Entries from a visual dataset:
■ ■ ■ ■ ■

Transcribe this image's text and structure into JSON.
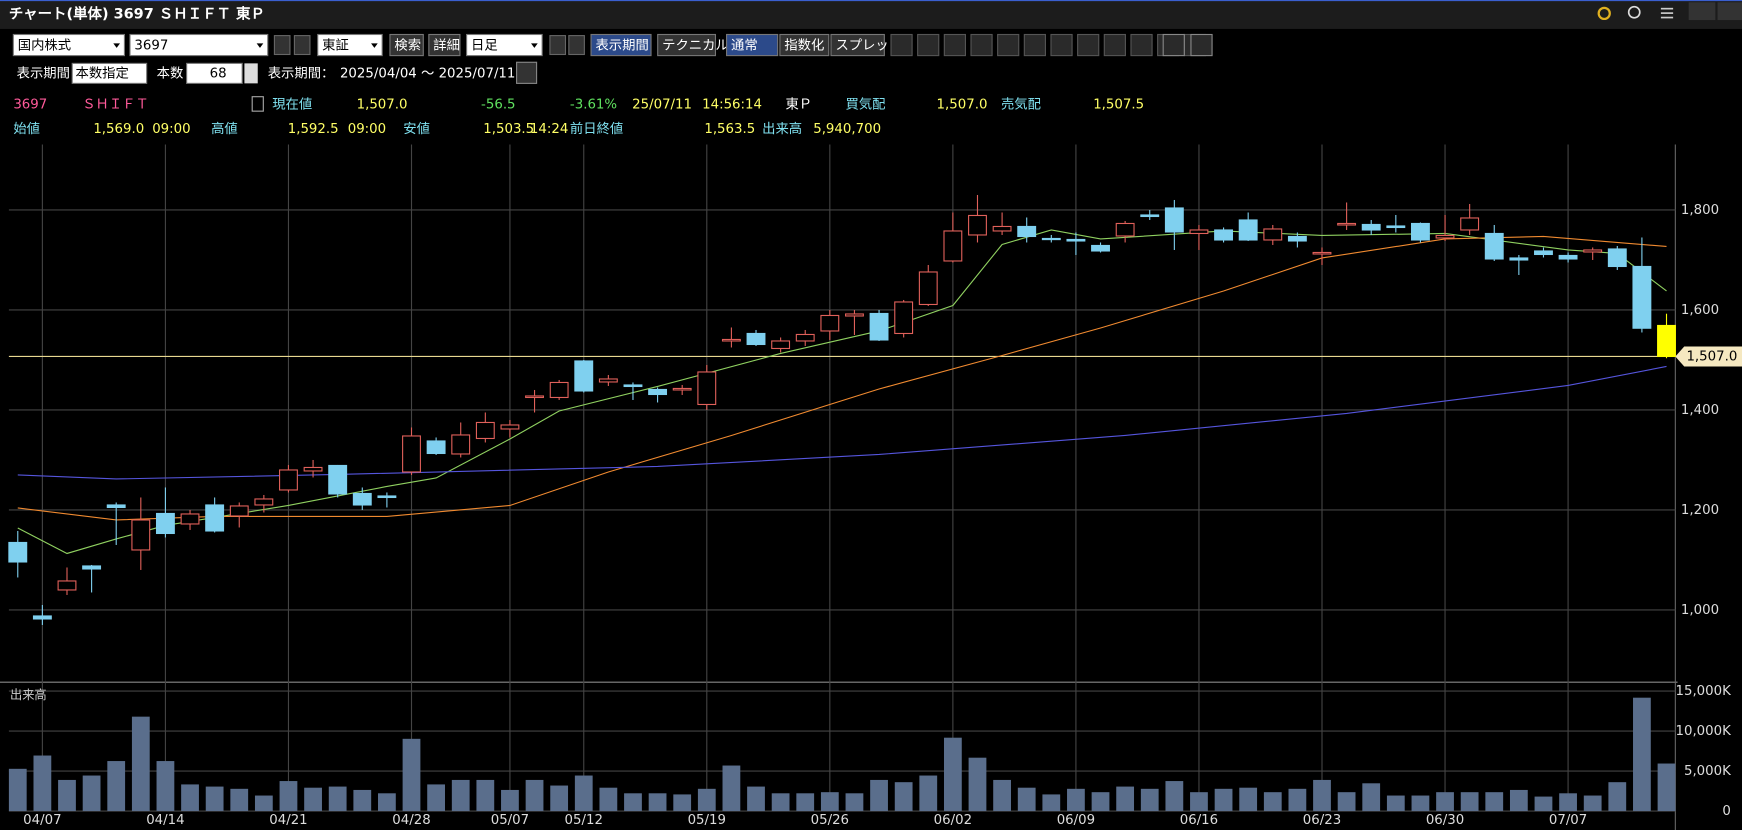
{
  "ui": {
    "title": "チャート(単体) 3697 ＳＨＩＦＴ 東Ｐ",
    "toolbar": [
      "国内株式",
      "3697",
      "東証",
      "検索",
      "詳細",
      "日足",
      "表示期間",
      "テクニカル",
      "通常",
      "指数化",
      "スプレッド"
    ],
    "period_row": [
      "表示期間",
      "本数指定",
      "本数",
      "68",
      "表示期間：",
      "2025/04/04 ～ 2025/07/11"
    ],
    "quote_row1": [
      "3697",
      "ＳＨＩＦＴ",
      "現在値",
      "1,507.0",
      "-56.5",
      "-3.61%",
      "25/07/11",
      "14:56:14",
      "東Ｐ",
      "買気配",
      "1,507.0",
      "売気配",
      "1,507.5"
    ],
    "quote_row2": [
      "始値",
      "1,569.0",
      "09:00",
      "高値",
      "1,592.5",
      "09:00",
      "安値",
      "1,503.5",
      "14:24",
      "前日終値",
      "1,563.5",
      "出来高",
      "5,940,700"
    ]
  },
  "chart_data": [
    {
      "type": "candlestick",
      "categories": [
        null,
        "04/07",
        null,
        null,
        null,
        null,
        "04/14",
        null,
        null,
        null,
        null,
        "04/21",
        null,
        null,
        null,
        null,
        "04/28",
        null,
        null,
        null,
        "05/07",
        null,
        null,
        "05/12",
        null,
        null,
        null,
        null,
        "05/19",
        null,
        null,
        null,
        null,
        "05/26",
        null,
        null,
        null,
        null,
        "06/02",
        null,
        null,
        null,
        null,
        "06/09",
        null,
        null,
        null,
        null,
        "06/16",
        null,
        null,
        null,
        null,
        "06/23",
        null,
        null,
        null,
        null,
        "06/30",
        null,
        null,
        null,
        null,
        "07/07",
        null,
        null,
        null,
        null
      ],
      "open": [
        1135,
        988,
        1040,
        1088,
        1210,
        1120,
        1193,
        1172,
        1210,
        1188,
        1210,
        1240,
        1278,
        1289,
        1233,
        1228,
        1276,
        1338,
        1312,
        1343,
        1362,
        1425,
        1425,
        1498,
        1456,
        1450,
        1441,
        1440,
        1411,
        1538,
        1553,
        1523,
        1538,
        1558,
        1588,
        1593,
        1553,
        1611,
        1698,
        1750,
        1758,
        1767,
        1743,
        1741,
        1729,
        1748,
        1790,
        1804,
        1753,
        1760,
        1780,
        1740,
        1747,
        1712,
        1770,
        1771,
        1768,
        1773,
        1744,
        1760,
        1753,
        1704,
        1718,
        1709,
        1716,
        1722,
        1687,
        1569
      ],
      "high": [
        1158,
        1010,
        1085,
        1090,
        1215,
        1225,
        1245,
        1200,
        1225,
        1215,
        1230,
        1290,
        1300,
        1290,
        1245,
        1235,
        1365,
        1345,
        1375,
        1395,
        1380,
        1440,
        1460,
        1500,
        1470,
        1455,
        1445,
        1450,
        1490,
        1565,
        1560,
        1545,
        1560,
        1600,
        1600,
        1600,
        1620,
        1690,
        1795,
        1830,
        1795,
        1785,
        1750,
        1755,
        1735,
        1778,
        1800,
        1820,
        1770,
        1765,
        1795,
        1770,
        1755,
        1725,
        1815,
        1780,
        1790,
        1775,
        1790,
        1812,
        1770,
        1710,
        1725,
        1715,
        1725,
        1728,
        1745,
        1592.5
      ],
      "low": [
        1065,
        970,
        1030,
        1035,
        1130,
        1080,
        1145,
        1160,
        1155,
        1165,
        1195,
        1235,
        1265,
        1225,
        1200,
        1205,
        1270,
        1310,
        1305,
        1335,
        1345,
        1395,
        1420,
        1435,
        1448,
        1420,
        1415,
        1430,
        1400,
        1525,
        1528,
        1515,
        1528,
        1540,
        1550,
        1538,
        1545,
        1608,
        1695,
        1735,
        1750,
        1735,
        1735,
        1710,
        1715,
        1735,
        1780,
        1720,
        1720,
        1735,
        1738,
        1730,
        1725,
        1690,
        1760,
        1750,
        1755,
        1735,
        1738,
        1750,
        1698,
        1670,
        1705,
        1695,
        1700,
        1680,
        1555,
        1503.5
      ],
      "close": [
        1096,
        982,
        1058,
        1082,
        1205,
        1180,
        1153,
        1192,
        1158,
        1208,
        1222,
        1280,
        1285,
        1232,
        1210,
        1225,
        1348,
        1313,
        1350,
        1375,
        1370,
        1428,
        1455,
        1438,
        1462,
        1447,
        1431,
        1443,
        1476,
        1541,
        1531,
        1538,
        1551,
        1589,
        1592,
        1540,
        1616,
        1676,
        1758,
        1789,
        1767,
        1747,
        1741,
        1738,
        1718,
        1773,
        1787,
        1756,
        1760,
        1740,
        1740,
        1762,
        1738,
        1715,
        1773,
        1760,
        1765,
        1740,
        1749,
        1784,
        1702,
        1700,
        1711,
        1702,
        1720,
        1687,
        1563.5,
        1507
      ],
      "up_color": "#e0605a",
      "down_color": "#7fd0ef",
      "last_color": "#ffff00",
      "ylim": [
        860,
        1931
      ],
      "yticks": [
        {
          "value": 1000,
          "label": "1,000"
        },
        {
          "value": 1200,
          "label": "1,200"
        },
        {
          "value": 1400,
          "label": "1,400"
        },
        {
          "value": 1600,
          "label": "1,600"
        },
        {
          "value": 1800,
          "label": "1,800"
        }
      ],
      "price_line": {
        "value": 1507,
        "label": "1,507.0"
      },
      "lines": [
        {
          "color": "#8fd060",
          "x": [
            0,
            2,
            4,
            6,
            11,
            15,
            17,
            20,
            22,
            26,
            31,
            35,
            38,
            40,
            42,
            44,
            49,
            53,
            58,
            63,
            65,
            67
          ],
          "values": [
            1164,
            1113,
            1142,
            1169,
            1209,
            1247,
            1264,
            1342,
            1398,
            1447,
            1513,
            1558,
            1609,
            1731,
            1760,
            1742,
            1758,
            1749,
            1753,
            1720,
            1713,
            1638
          ]
        },
        {
          "color": "#f08a30",
          "x": [
            0,
            4,
            8,
            15,
            20,
            24,
            29,
            35,
            40,
            44,
            49,
            53,
            58,
            62,
            67
          ],
          "values": [
            1204,
            1180,
            1187,
            1187,
            1209,
            1276,
            1349,
            1442,
            1509,
            1564,
            1638,
            1704,
            1742,
            1747,
            1727
          ]
        },
        {
          "color": "#5555dd",
          "x": [
            0,
            4,
            13,
            26,
            35,
            45,
            54,
            63,
            67
          ],
          "values": [
            1270,
            1262,
            1271,
            1287,
            1311,
            1349,
            1393,
            1449,
            1487
          ]
        }
      ]
    },
    {
      "type": "bar",
      "title": "出来高",
      "color": "#5a6e8c",
      "values": [
        5280,
        6940,
        3890,
        4440,
        6250,
        11800,
        6250,
        3330,
        3060,
        2780,
        1940,
        3750,
        2920,
        3060,
        2640,
        2220,
        9030,
        3330,
        3890,
        3890,
        2640,
        3890,
        3190,
        4440,
        2920,
        2220,
        2220,
        2080,
        2780,
        5690,
        3060,
        2220,
        2220,
        2360,
        2220,
        3890,
        3610,
        4440,
        9170,
        6670,
        3890,
        2920,
        2080,
        2780,
        2360,
        3060,
        2780,
        3750,
        2360,
        2780,
        2920,
        2360,
        2780,
        3890,
        2360,
        3470,
        1940,
        1940,
        2360,
        2360,
        2360,
        2640,
        1810,
        2220,
        1940,
        3610,
        14170,
        5940.7
      ],
      "ylim": [
        0,
        15830
      ],
      "yticks": [
        0,
        {
          "value": 5000,
          "label": "5,000K"
        },
        {
          "value": 10000,
          "label": "10,000K"
        },
        {
          "value": 15000,
          "label": "15,000K"
        }
      ]
    }
  ]
}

■ ■ ■ ■ ■

▸ INSTRUCTIONS TO FOLLOW
Write out every line of the preceding listing that contains "label".

▸ TASK ANSWER
          "label": "1,000"
          "label": "1,200"
          "label": "1,400"
          "label": "1,600"
          "label": "1,800"
        "label": "1,507.0"
          "label": "5,000K"
          "label": "10,000K"
          "label": "15,000K"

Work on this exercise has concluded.